Problem details:
Gather each line of the records where "loin" appears.

Exercise materials:
-=-=-=-=-

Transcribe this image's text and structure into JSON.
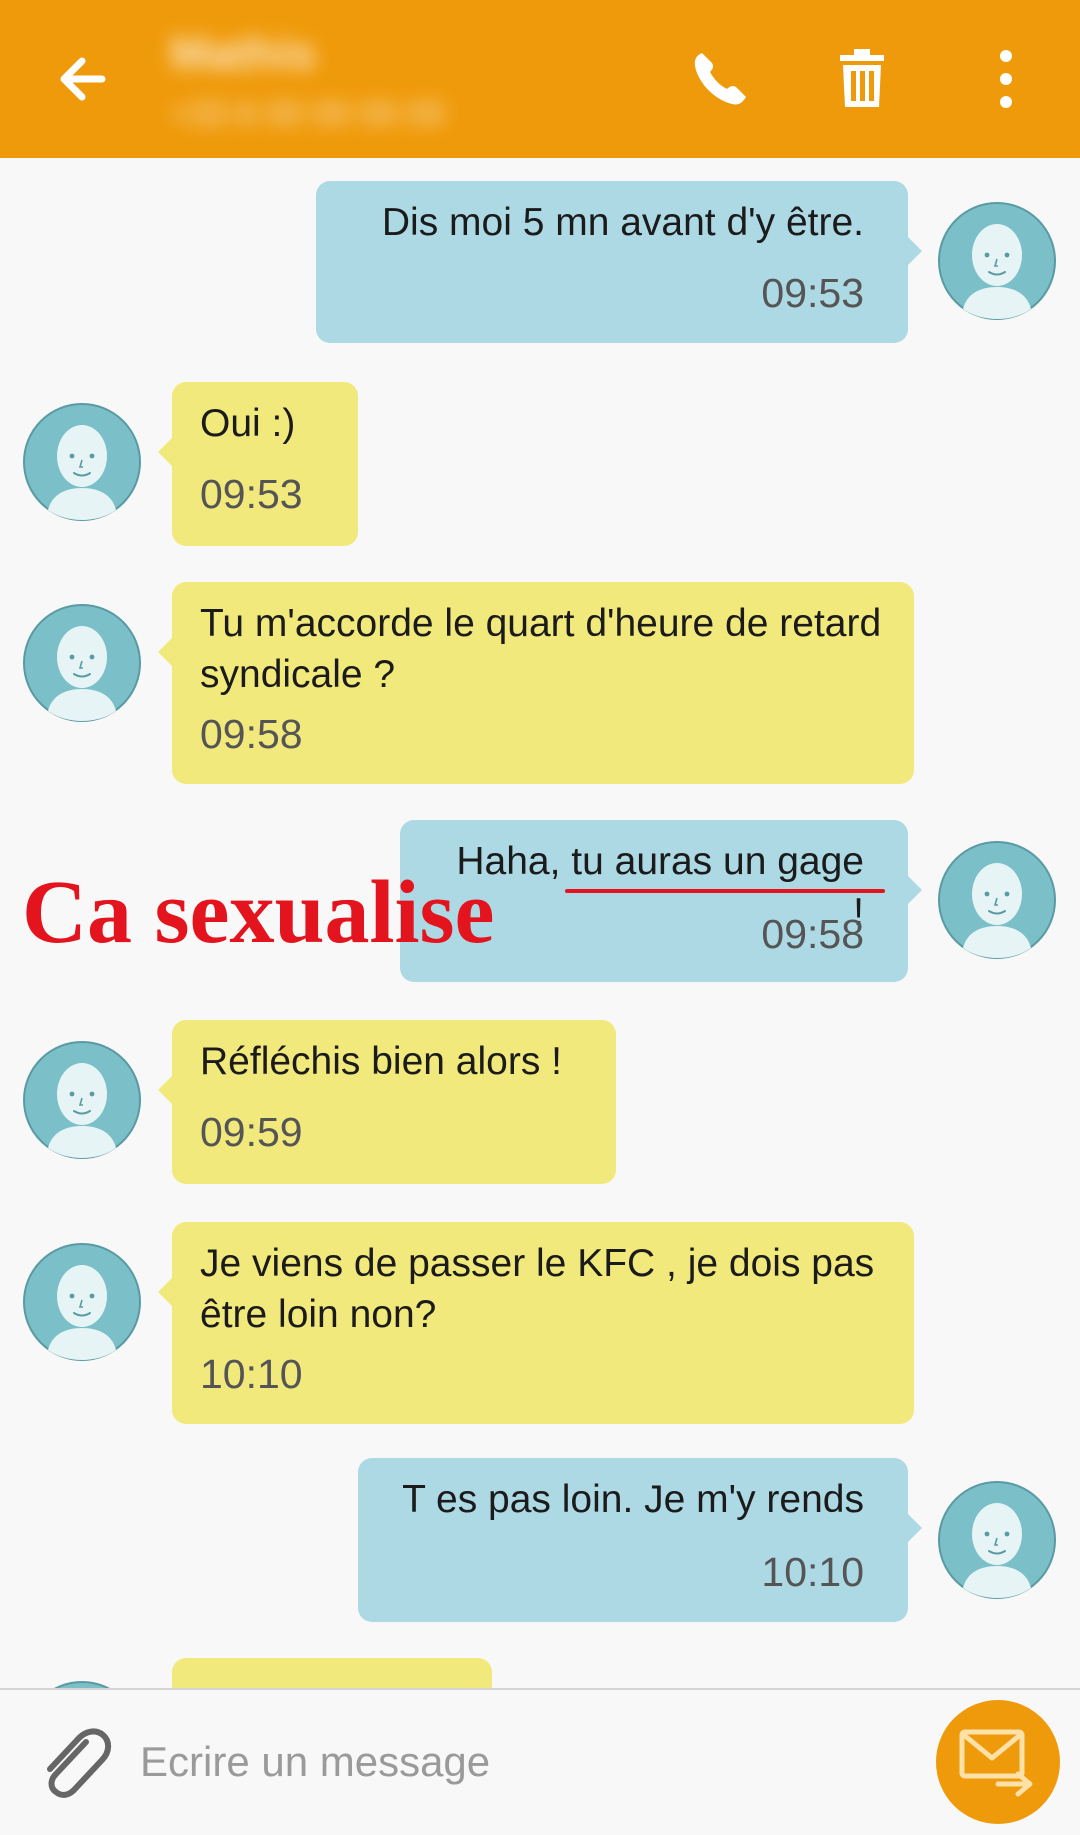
{
  "header": {
    "contact_name": "Mathis",
    "contact_number": "+33 6 00 00 00 00",
    "icons": {
      "back": "arrow-left-icon",
      "call": "phone-icon",
      "delete": "trash-icon",
      "more": "more-vertical-icon"
    },
    "color": "#ef9a0a"
  },
  "messages": [
    {
      "direction": "outgoing",
      "text": "Dis moi 5 mn avant d'y être.",
      "time": "09:53"
    },
    {
      "direction": "incoming",
      "text": "Oui :)",
      "time": "09:53"
    },
    {
      "direction": "incoming",
      "text": "Tu m'accorde le quart d'heure de retard syndicale ?",
      "time": "09:58"
    },
    {
      "direction": "outgoing",
      "text": "Haha, tu auras un gage !",
      "time": "09:58"
    },
    {
      "direction": "incoming",
      "text": "Réfléchis bien alors !",
      "time": "09:59"
    },
    {
      "direction": "incoming",
      "text": "Je viens de passer le KFC , je dois pas être loin non?",
      "time": "10:10"
    },
    {
      "direction": "outgoing",
      "text": "T es pas loin. Je m'y rends",
      "time": "10:10"
    }
  ],
  "bubble_colors": {
    "incoming": "#f2e97d",
    "outgoing": "#add9e5"
  },
  "avatar_colors": {
    "background": "#7bbfc8",
    "face": "#e6f4f6"
  },
  "annotation": {
    "text": "Ca sexualise",
    "color": "#e3141d"
  },
  "composer": {
    "placeholder": "Ecrire un message",
    "value": "",
    "icons": {
      "attach": "paperclip-icon",
      "send": "send-message-icon"
    }
  }
}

-=-=-=-=-

Task output:
      "text": "Je viens de passer le KFC , je dois pas être loin non?",
      "text": "T es pas loin. Je m'y rends",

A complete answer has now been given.